Collected data entries

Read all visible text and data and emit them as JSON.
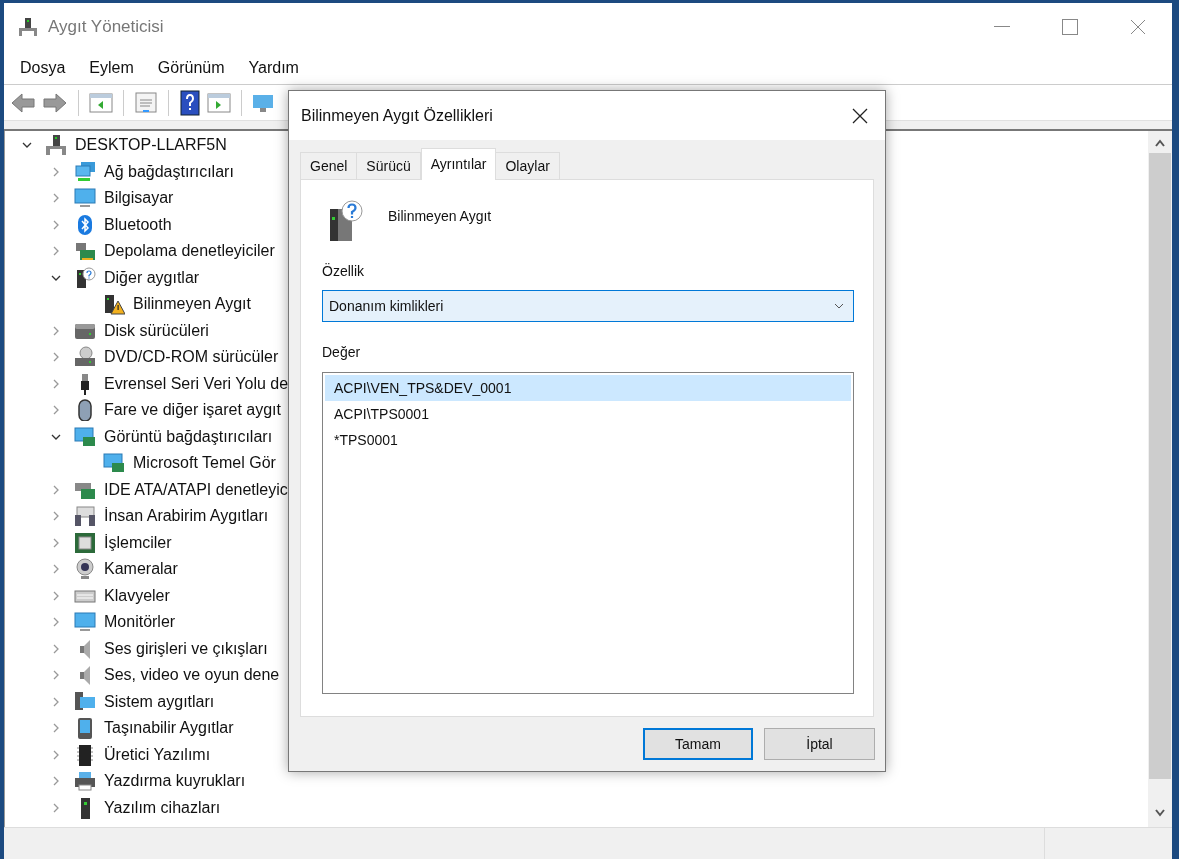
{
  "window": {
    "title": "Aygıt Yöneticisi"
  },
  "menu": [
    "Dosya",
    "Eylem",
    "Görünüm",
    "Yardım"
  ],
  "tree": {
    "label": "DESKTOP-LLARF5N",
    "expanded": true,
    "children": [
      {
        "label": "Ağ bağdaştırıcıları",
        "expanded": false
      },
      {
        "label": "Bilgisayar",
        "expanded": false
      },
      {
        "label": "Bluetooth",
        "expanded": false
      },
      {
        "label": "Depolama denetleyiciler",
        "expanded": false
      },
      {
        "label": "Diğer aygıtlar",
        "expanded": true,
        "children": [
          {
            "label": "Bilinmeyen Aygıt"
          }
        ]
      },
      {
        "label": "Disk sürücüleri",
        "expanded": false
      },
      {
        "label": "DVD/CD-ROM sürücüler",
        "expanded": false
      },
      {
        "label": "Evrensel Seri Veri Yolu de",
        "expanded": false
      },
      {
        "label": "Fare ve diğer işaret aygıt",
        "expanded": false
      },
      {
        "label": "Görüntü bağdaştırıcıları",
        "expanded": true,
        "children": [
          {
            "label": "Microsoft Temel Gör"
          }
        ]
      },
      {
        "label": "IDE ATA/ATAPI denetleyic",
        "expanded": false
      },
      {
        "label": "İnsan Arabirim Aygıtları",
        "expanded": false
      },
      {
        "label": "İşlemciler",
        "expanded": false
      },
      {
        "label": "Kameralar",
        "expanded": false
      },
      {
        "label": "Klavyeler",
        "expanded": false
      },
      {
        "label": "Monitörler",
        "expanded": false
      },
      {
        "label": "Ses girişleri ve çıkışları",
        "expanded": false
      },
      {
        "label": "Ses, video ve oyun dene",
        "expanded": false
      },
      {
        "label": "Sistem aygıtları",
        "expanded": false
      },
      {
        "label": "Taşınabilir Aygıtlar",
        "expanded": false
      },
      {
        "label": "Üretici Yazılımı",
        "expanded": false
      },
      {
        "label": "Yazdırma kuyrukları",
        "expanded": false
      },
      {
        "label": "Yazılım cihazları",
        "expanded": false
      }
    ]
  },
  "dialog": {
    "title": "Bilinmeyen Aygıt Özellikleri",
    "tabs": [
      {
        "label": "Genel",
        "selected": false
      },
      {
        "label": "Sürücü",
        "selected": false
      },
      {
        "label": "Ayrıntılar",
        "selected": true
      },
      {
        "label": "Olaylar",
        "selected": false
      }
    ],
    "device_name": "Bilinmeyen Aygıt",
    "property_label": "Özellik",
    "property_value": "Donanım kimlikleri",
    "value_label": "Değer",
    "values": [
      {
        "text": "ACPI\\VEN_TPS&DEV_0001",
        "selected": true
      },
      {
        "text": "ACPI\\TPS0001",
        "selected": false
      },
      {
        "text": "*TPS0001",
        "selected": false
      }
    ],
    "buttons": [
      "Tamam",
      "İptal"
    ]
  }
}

→ What you will do: From the listing above, print every entry precisely and drop the pictures.

→ Output for this task:
Read all visible text and data and emit them as JSON.
{
  "window": {
    "title": "Aygıt Yöneticisi"
  },
  "menu": [
    "Dosya",
    "Eylem",
    "Görünüm",
    "Yardım"
  ],
  "tree": {
    "label": "DESKTOP-LLARF5N",
    "expanded": true,
    "children": [
      {
        "label": "Ağ bağdaştırıcıları",
        "expanded": false
      },
      {
        "label": "Bilgisayar",
        "expanded": false
      },
      {
        "label": "Bluetooth",
        "expanded": false
      },
      {
        "label": "Depolama denetleyiciler",
        "expanded": false
      },
      {
        "label": "Diğer aygıtlar",
        "expanded": true,
        "children": [
          {
            "label": "Bilinmeyen Aygıt"
          }
        ]
      },
      {
        "label": "Disk sürücüleri",
        "expanded": false
      },
      {
        "label": "DVD/CD-ROM sürücüler",
        "expanded": false
      },
      {
        "label": "Evrensel Seri Veri Yolu de",
        "expanded": false
      },
      {
        "label": "Fare ve diğer işaret aygıt",
        "expanded": false
      },
      {
        "label": "Görüntü bağdaştırıcıları",
        "expanded": true,
        "children": [
          {
            "label": "Microsoft Temel Gör"
          }
        ]
      },
      {
        "label": "IDE ATA/ATAPI denetleyic",
        "expanded": false
      },
      {
        "label": "İnsan Arabirim Aygıtları",
        "expanded": false
      },
      {
        "label": "İşlemciler",
        "expanded": false
      },
      {
        "label": "Kameralar",
        "expanded": false
      },
      {
        "label": "Klavyeler",
        "expanded": false
      },
      {
        "label": "Monitörler",
        "expanded": false
      },
      {
        "label": "Ses girişleri ve çıkışları",
        "expanded": false
      },
      {
        "label": "Ses, video ve oyun dene",
        "expanded": false
      },
      {
        "label": "Sistem aygıtları",
        "expanded": false
      },
      {
        "label": "Taşınabilir Aygıtlar",
        "expanded": false
      },
      {
        "label": "Üretici Yazılımı",
        "expanded": false
      },
      {
        "label": "Yazdırma kuyrukları",
        "expanded": false
      },
      {
        "label": "Yazılım cihazları",
        "expanded": false
      }
    ]
  },
  "dialog": {
    "title": "Bilinmeyen Aygıt Özellikleri",
    "tabs": [
      {
        "label": "Genel",
        "selected": false
      },
      {
        "label": "Sürücü",
        "selected": false
      },
      {
        "label": "Ayrıntılar",
        "selected": true
      },
      {
        "label": "Olaylar",
        "selected": false
      }
    ],
    "device_name": "Bilinmeyen Aygıt",
    "property_label": "Özellik",
    "property_value": "Donanım kimlikleri",
    "value_label": "Değer",
    "values": [
      {
        "text": "ACPI\\VEN_TPS&DEV_0001",
        "selected": true
      },
      {
        "text": "ACPI\\TPS0001",
        "selected": false
      },
      {
        "text": "*TPS0001",
        "selected": false
      }
    ],
    "buttons": [
      "Tamam",
      "İptal"
    ]
  }
}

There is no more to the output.